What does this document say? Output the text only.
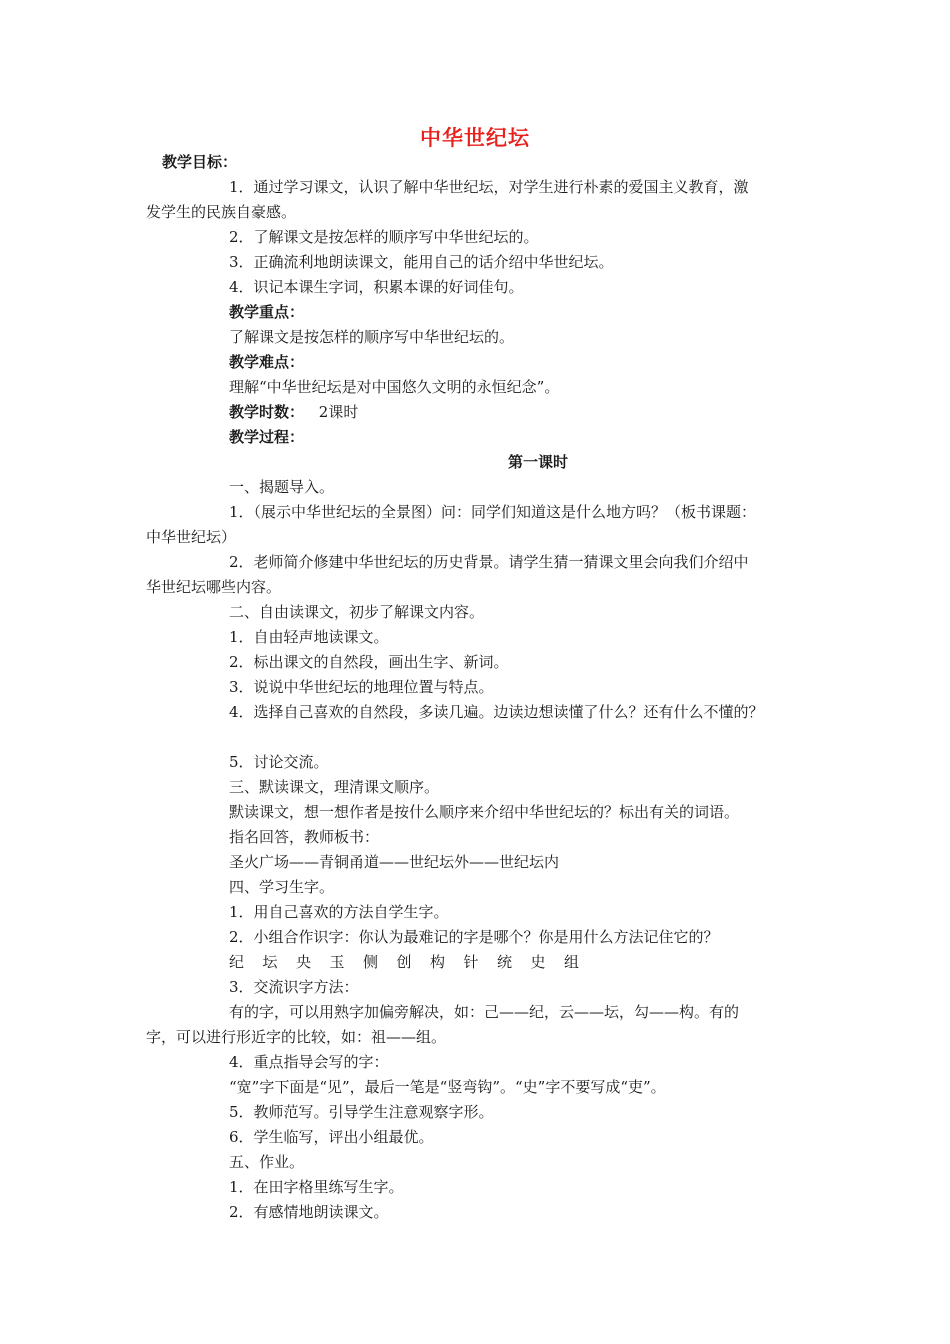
中华世纪坛
教学目标：
1．通过学习课文，认识了解中华世纪坛，对学生进行朴素的爱国主义教育，激
发学生的民族自豪感。
2．了解课文是按怎样的顺序写中华世纪坛的。
3．正确流利地朗读课文，能用自己的话介绍中华世纪坛。
4．识记本课生字词，积累本课的好词佳句。
教学重点：
了解课文是按怎样的顺序写中华世纪坛的。
教学难点：
理解“中华世纪坛是对中国悠久文明的永恒纪念”。
教学时数： 2课时
教学过程：
第一课时
一、揭题导入。
1．（展示中华世纪坛的全景图）问：同学们知道这是什么地方吗？（板书课题：
中华世纪坛）
2．老师简介修建中华世纪坛的历史背景。请学生猜一猜课文里会向我们介绍中
华世纪坛哪些内容。
二、自由读课文，初步了解课文内容。
1．自由轻声地读课文。
2．标出课文的自然段，画出生字、新词。
3．说说中华世纪坛的地理位置与特点。
4．选择自己喜欢的自然段，多读几遍。边读边想读懂了什么？还有什么不懂的？
5．讨论交流。
三、默读课文，理清课文顺序。
默读课文，想一想作者是按什么顺序来介绍中华世纪坛的？标出有关的词语。
指名回答，教师板书：
圣火广场——青铜甬道——世纪坛外——世纪坛内
四、学习生字。
1．用自己喜欢的方法自学生字。
2．小组合作识字：你认为最难记的字是哪个？你是用什么方法记住它的？
纪 坛 央 玉 侧 创 构 针 统 史 组
3．交流识字方法：
有的字，可以用熟字加偏旁解决，如：己——纪，云——坛，勾——构。有的
字，可以进行形近字的比较，如：祖——组。
4．重点指导会写的字：
“宽”字下面是“见”，最后一笔是“竖弯钩”。“史”字不要写成“吏”。
5．教师范写。引导学生注意观察字形。
6．学生临写，评出小组最优。
五、作业。
1．在田字格里练写生字。
2．有感情地朗读课文。
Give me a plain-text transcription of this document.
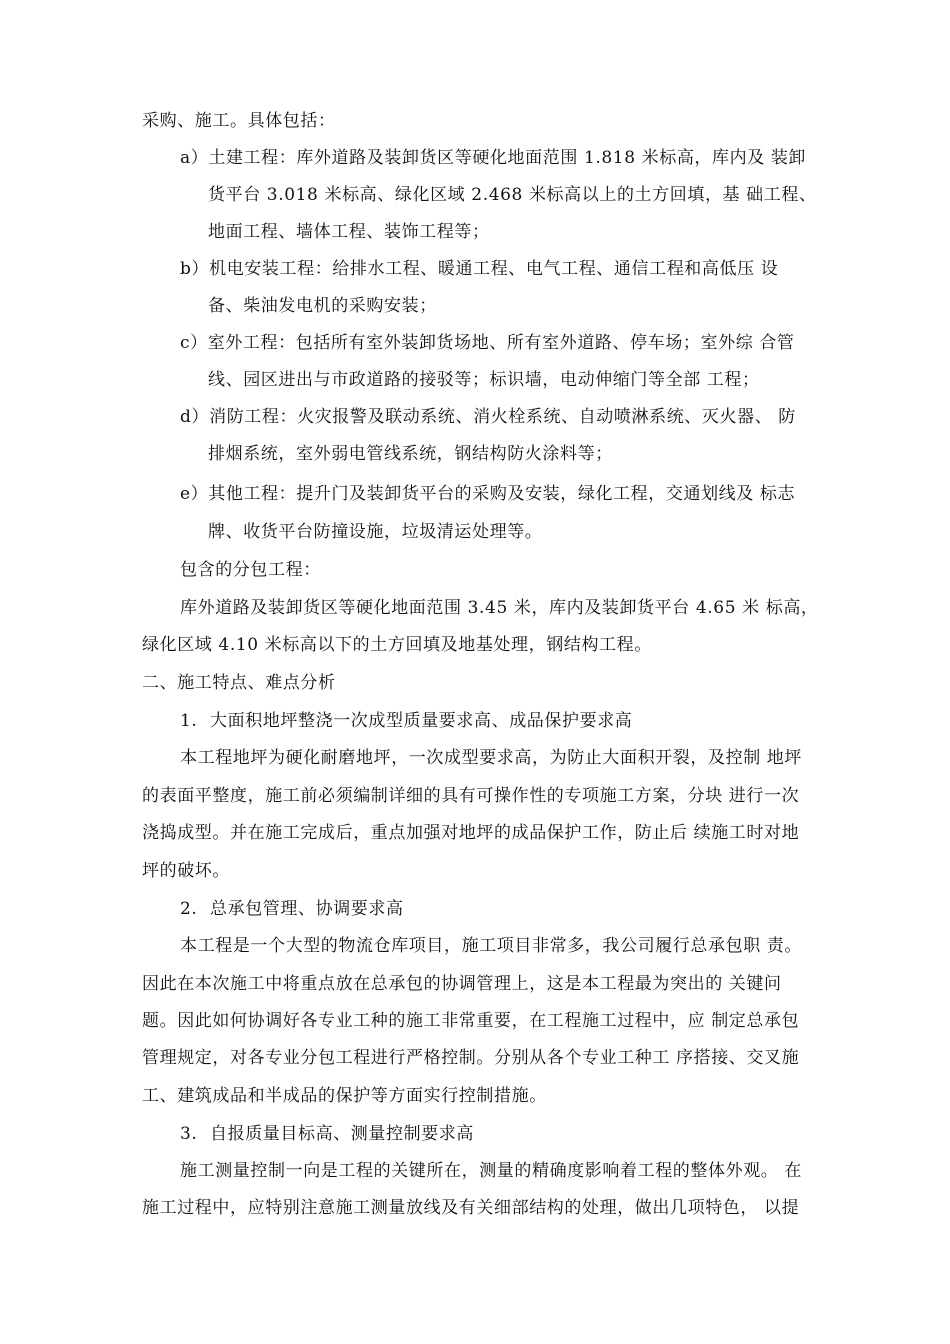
采购、施工。具体包括：
a）土建工程：库外道路及装卸货区等硬化地面范围 1.818 米标高，库内及 装卸
货平台 3.018 米标高、绿化区域 2.468 米标高以上的土方回填，基 础工程、
地面工程、墙体工程、装饰工程等；
b）机电安装工程：给排水工程、暖通工程、电气工程、通信工程和高低压 设
备、柴油发电机的采购安装；
c）室外工程：包括所有室外装卸货场地、所有室外道路、停车场；室外综 合管
线、园区进出与市政道路的接驳等；标识墙，电动伸缩门等全部 工程；
d）消防工程：火灾报警及联动系统、消火栓系统、自动喷淋系统、灭火器、 防
排烟系统，室外弱电管线系统，钢结构防火涂料等；
e）其他工程：提升门及装卸货平台的采购及安装，绿化工程，交通划线及 标志
牌、收货平台防撞设施，垃圾清运处理等。
包含的分包工程：
库外道路及装卸货区等硬化地面范围 3.45 米，库内及装卸货平台 4.65 米 标高，
绿化区域 4.10 米标高以下的土方回填及地基处理，钢结构工程。
二、施工特点、难点分析
1. 大面积地坪整浇一次成型质量要求高、成品保护要求高
本工程地坪为硬化耐磨地坪，一次成型要求高，为防止大面积开裂，及控制 地坪
的表面平整度，施工前必须编制详细的具有可操作性的专项施工方案，分块 进行一次
浇捣成型。并在施工完成后，重点加强对地坪的成品保护工作，防止后 续施工时对地
坪的破坏。
2. 总承包管理、协调要求高
本工程是一个大型的物流仓库项目，施工项目非常多，我公司履行总承包职 责。
因此在本次施工中将重点放在总承包的协调管理上，这是本工程最为突出的 关键问
题。因此如何协调好各专业工种的施工非常重要，在工程施工过程中，应 制定总承包
管理规定，对各专业分包工程进行严格控制。分别从各个专业工种工 序搭接、交叉施
工、建筑成品和半成品的保护等方面实行控制措施。
3. 自报质量目标高、测量控制要求高
施工测量控制一向是工程的关键所在，测量的精确度影响着工程的整体外观。 在
施工过程中，应特别注意施工测量放线及有关细部结构的处理，做出几项特色， 以提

--------------------------------------------------

**Aim**
The pictures in the entries should be left out; output everything else exactly.

**Task answer**
What does this document say? Output the text only.
中华世纪坛
教学目标：
1．通过学习课文，认识了解中华世纪坛，对学生进行朴素的爱国主义教育，激
发学生的民族自豪感。
2．了解课文是按怎样的顺序写中华世纪坛的。
3．正确流利地朗读课文，能用自己的话介绍中华世纪坛。
4．识记本课生字词，积累本课的好词佳句。
教学重点：
了解课文是按怎样的顺序写中华世纪坛的。
教学难点：
理解“中华世纪坛是对中国悠久文明的永恒纪念”。
教学时数： 2课时
教学过程：
第一课时
一、揭题导入。
1．（展示中华世纪坛的全景图）问：同学们知道这是什么地方吗？（板书课题：
中华世纪坛）
2．老师简介修建中华世纪坛的历史背景。请学生猜一猜课文里会向我们介绍中
华世纪坛哪些内容。
二、自由读课文，初步了解课文内容。
1．自由轻声地读课文。
2．标出课文的自然段，画出生字、新词。
3．说说中华世纪坛的地理位置与特点。
4．选择自己喜欢的自然段，多读几遍。边读边想读懂了什么？还有什么不懂的？
5．讨论交流。
三、默读课文，理清课文顺序。
默读课文，想一想作者是按什么顺序来介绍中华世纪坛的？标出有关的词语。
指名回答，教师板书：
圣火广场——青铜甬道——世纪坛外——世纪坛内
四、学习生字。
1．用自己喜欢的方法自学生字。
2．小组合作识字：你认为最难记的字是哪个？你是用什么方法记住它的？
纪 坛 央 玉 侧 创 构 针 统 史 组
3．交流识字方法：
有的字，可以用熟字加偏旁解决，如：己——纪，云——坛，勾——构。有的
字，可以进行形近字的比较，如：祖——组。
4．重点指导会写的字：
“宽”字下面是“见”，最后一笔是“竖弯钩”。“史”字不要写成“吏”。
5．教师范写。引导学生注意观察字形。
6．学生临写，评出小组最优。
五、作业。
1．在田字格里练写生字。
2．有感情地朗读课文。
Give me a plain-text transcription of this document.
采购、施工。具体包括：
a）土建工程：库外道路及装卸货区等硬化地面范围 1.818 米标高，库内及 装卸
货平台 3.018 米标高、绿化区域 2.468 米标高以上的土方回填，基 础工程、
地面工程、墙体工程、装饰工程等；
b）机电安装工程：给排水工程、暖通工程、电气工程、通信工程和高低压 设
备、柴油发电机的采购安装；
c）室外工程：包括所有室外装卸货场地、所有室外道路、停车场；室外综 合管
线、园区进出与市政道路的接驳等；标识墙，电动伸缩门等全部 工程；
d）消防工程：火灾报警及联动系统、消火栓系统、自动喷淋系统、灭火器、 防
排烟系统，室外弱电管线系统，钢结构防火涂料等；
e）其他工程：提升门及装卸货平台的采购及安装，绿化工程，交通划线及 标志
牌、收货平台防撞设施，垃圾清运处理等。
包含的分包工程：
库外道路及装卸货区等硬化地面范围 3.45 米，库内及装卸货平台 4.65 米 标高，
绿化区域 4.10 米标高以下的土方回填及地基处理，钢结构工程。
二、施工特点、难点分析
1. 大面积地坪整浇一次成型质量要求高、成品保护要求高
本工程地坪为硬化耐磨地坪，一次成型要求高，为防止大面积开裂，及控制 地坪
的表面平整度，施工前必须编制详细的具有可操作性的专项施工方案，分块 进行一次
浇捣成型。并在施工完成后，重点加强对地坪的成品保护工作，防止后 续施工时对地
坪的破坏。
2. 总承包管理、协调要求高
本工程是一个大型的物流仓库项目，施工项目非常多，我公司履行总承包职 责。
因此在本次施工中将重点放在总承包的协调管理上，这是本工程最为突出的 关键问
题。因此如何协调好各专业工种的施工非常重要，在工程施工过程中，应 制定总承包
管理规定，对各专业分包工程进行严格控制。分别从各个专业工种工 序搭接、交叉施
工、建筑成品和半成品的保护等方面实行控制措施。
3. 自报质量目标高、测量控制要求高
施工测量控制一向是工程的关键所在，测量的精确度影响着工程的整体外观。 在
施工过程中，应特别注意施工测量放线及有关细部结构的处理，做出几项特色， 以提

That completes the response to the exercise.